◆ **Problem requirements**
Gather from the listing below each line that includes the word "ylabel", and copy it.

-- begin --

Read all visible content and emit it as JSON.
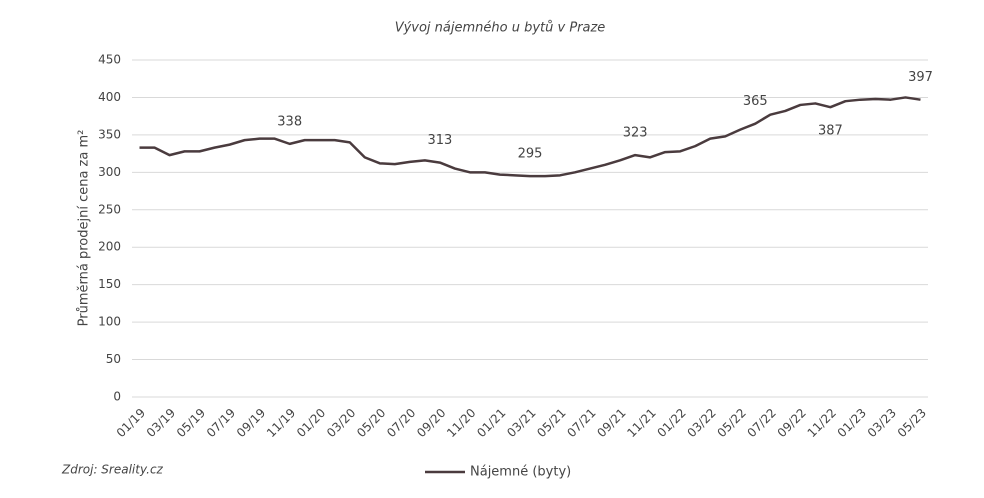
{
  "chart_data": {
    "type": "line",
    "title": "Vývoj nájemného u bytů v Praze",
    "y_label": "Průměrná prodejní cena za m²",
    "source": "Zdroj: Sreality.cz",
    "categories": [
      "01/19",
      null,
      "03/19",
      null,
      "05/19",
      null,
      "07/19",
      null,
      "09/19",
      null,
      "11/19",
      null,
      "01/20",
      null,
      "03/20",
      null,
      "05/20",
      null,
      "07/20",
      null,
      "09/20",
      null,
      "11/20",
      null,
      "01/21",
      null,
      "03/21",
      null,
      "05/21",
      null,
      "07/21",
      null,
      "09/21",
      null,
      "11/21",
      null,
      "01/22",
      null,
      "03/22",
      null,
      "05/22",
      null,
      "07/22",
      null,
      "09/22",
      null,
      "11/22",
      null,
      "01/23",
      null,
      "03/23",
      null,
      "05/23"
    ],
    "series": [
      {
        "name": "Nájemné (byty)",
        "color": "#4a3b3e",
        "values": [
          333,
          333,
          323,
          328,
          328,
          333,
          337,
          343,
          345,
          345,
          338,
          343,
          343,
          343,
          340,
          320,
          312,
          311,
          314,
          316,
          313,
          305,
          300,
          300,
          297,
          296,
          295,
          295,
          296,
          300,
          305,
          310,
          316,
          323,
          320,
          327,
          328,
          335,
          345,
          348,
          357,
          365,
          377,
          382,
          390,
          392,
          387,
          395,
          397,
          398,
          397,
          400,
          397
        ],
        "value_labels": [
          null,
          null,
          null,
          null,
          null,
          null,
          null,
          null,
          null,
          null,
          "338",
          null,
          null,
          null,
          null,
          null,
          null,
          null,
          null,
          null,
          "313",
          null,
          null,
          null,
          null,
          null,
          "295",
          null,
          null,
          null,
          null,
          null,
          null,
          "323",
          null,
          null,
          null,
          null,
          null,
          null,
          null,
          "365",
          null,
          null,
          null,
          null,
          "387",
          null,
          null,
          null,
          null,
          null,
          "397"
        ]
      }
    ],
    "ylim": [
      0,
      450
    ],
    "yticks": [
      0,
      50,
      100,
      150,
      200,
      250,
      300,
      350,
      400,
      450
    ],
    "grid": true,
    "legend": "bottom"
  }
}
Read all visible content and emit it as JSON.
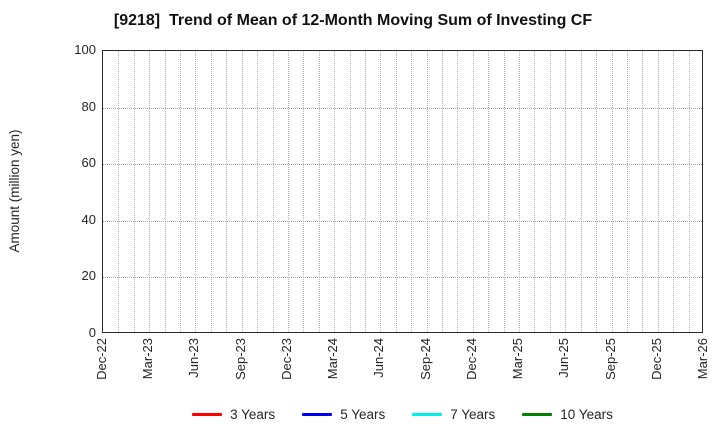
{
  "figure": {
    "title": "[9218]  Trend of Mean of 12-Month Moving Sum of Investing CF",
    "ylabel": "Amount (million yen)"
  },
  "chart_data": {
    "type": "line",
    "title": "[9218]  Trend of Mean of 12-Month Moving Sum of Investing CF",
    "xlabel": "",
    "ylabel": "Amount (million yen)",
    "ylim": [
      0,
      100
    ],
    "yticks": [
      0,
      20,
      40,
      60,
      80,
      100
    ],
    "x_tick_labels": [
      "Dec-22",
      "Mar-23",
      "Jun-23",
      "Sep-23",
      "Dec-23",
      "Mar-24",
      "Jun-24",
      "Sep-24",
      "Dec-24",
      "Mar-25",
      "Jun-25",
      "Sep-25",
      "Dec-25",
      "Mar-26"
    ],
    "months_per_tick": 3,
    "total_month_slots": 39,
    "grid": true,
    "grid_style": "dotted",
    "legend_position": "bottom-center",
    "series": [
      {
        "name": "3 Years",
        "color": "#ff0000",
        "values": []
      },
      {
        "name": "5 Years",
        "color": "#0000ee",
        "values": []
      },
      {
        "name": "7 Years",
        "color": "#00eeee",
        "values": []
      },
      {
        "name": "10 Years",
        "color": "#008000",
        "values": []
      }
    ]
  }
}
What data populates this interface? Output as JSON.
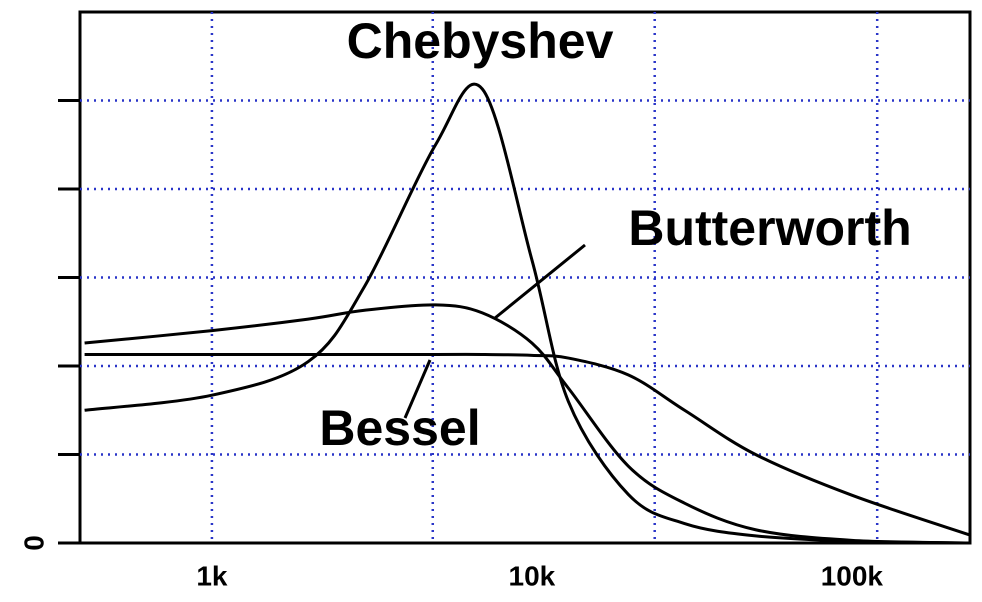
{
  "chart_data": {
    "type": "line",
    "x": [
      400,
      1000,
      2000,
      3000,
      5000,
      7000,
      10000,
      13000,
      20000,
      30000,
      50000,
      100000,
      234000
    ],
    "series": [
      {
        "name": "Chebyshev",
        "color": "#000000",
        "values": [
          1.5,
          1.67,
          2.05,
          2.9,
          4.5,
          5.13,
          3.2,
          1.6,
          0.55,
          0.22,
          0.08,
          0.02,
          0.0
        ]
      },
      {
        "name": "Butterworth",
        "color": "#000000",
        "values": [
          2.26,
          2.4,
          2.53,
          2.63,
          2.69,
          2.6,
          2.26,
          1.75,
          0.87,
          0.45,
          0.15,
          0.03,
          0.0
        ]
      },
      {
        "name": "Bessel",
        "color": "#000000",
        "values": [
          2.13,
          2.13,
          2.13,
          2.13,
          2.13,
          2.13,
          2.12,
          2.09,
          1.9,
          1.5,
          1.0,
          0.54,
          0.09
        ]
      }
    ],
    "xlim": [
      387,
      234000
    ],
    "log_x": true,
    "xticks": [
      {
        "value": 1000,
        "label": "1k"
      },
      {
        "value": 10000,
        "label": "10k"
      },
      {
        "value": 100000,
        "label": "100k"
      }
    ],
    "xgrid": [
      1000,
      4900,
      24200,
      120000
    ],
    "ylim": [
      0,
      6
    ],
    "yticks": [
      0
    ],
    "ygrid": [
      1,
      2,
      3,
      4,
      5
    ],
    "grid_color": "#2a35c8"
  }
}
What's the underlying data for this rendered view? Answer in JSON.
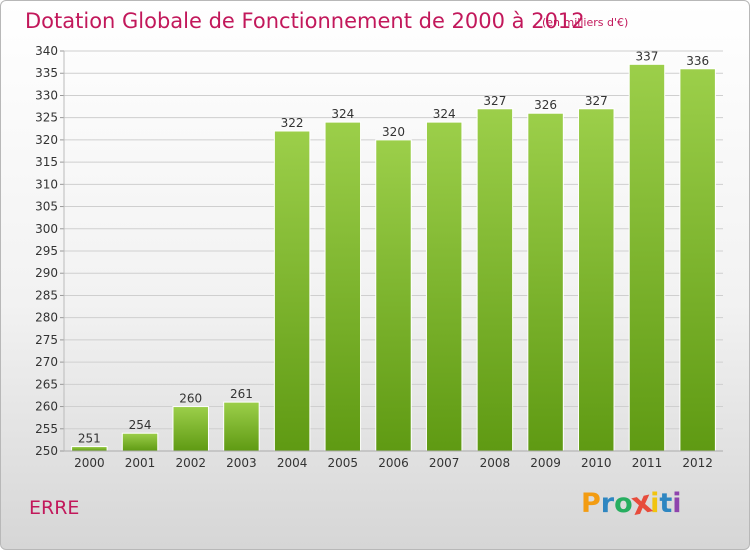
{
  "title": "Dotation Globale de Fonctionnement de 2000 à 2012",
  "subtitle": "(en milliers d'€)",
  "commune": "ERRE",
  "logo": {
    "letters": [
      "P",
      "r",
      "o",
      "x",
      "i",
      "t",
      "i"
    ],
    "colors": [
      "#f39c12",
      "#2e86c1",
      "#27ae60",
      "#e74c3c",
      "#f1c40f",
      "#2e86c1",
      "#8e44ad"
    ]
  },
  "colors": {
    "bar_top": "#9ccf4a",
    "bar_bottom": "#5f9a13",
    "title": "#c2185b"
  },
  "chart_data": {
    "type": "bar",
    "categories": [
      "2000",
      "2001",
      "2002",
      "2003",
      "2004",
      "2005",
      "2006",
      "2007",
      "2008",
      "2009",
      "2010",
      "2011",
      "2012"
    ],
    "values": [
      251,
      254,
      260,
      261,
      322,
      324,
      320,
      324,
      327,
      326,
      327,
      337,
      336
    ],
    "ylim": [
      250,
      340
    ],
    "yticks": [
      250,
      255,
      260,
      265,
      270,
      275,
      280,
      285,
      290,
      295,
      300,
      305,
      310,
      315,
      320,
      325,
      330,
      335,
      340
    ],
    "grid": true
  }
}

-- end --

◆ **Result**
    "ylabel": "Amount (million yen)"
    "ylabel": "Amount (million yen)",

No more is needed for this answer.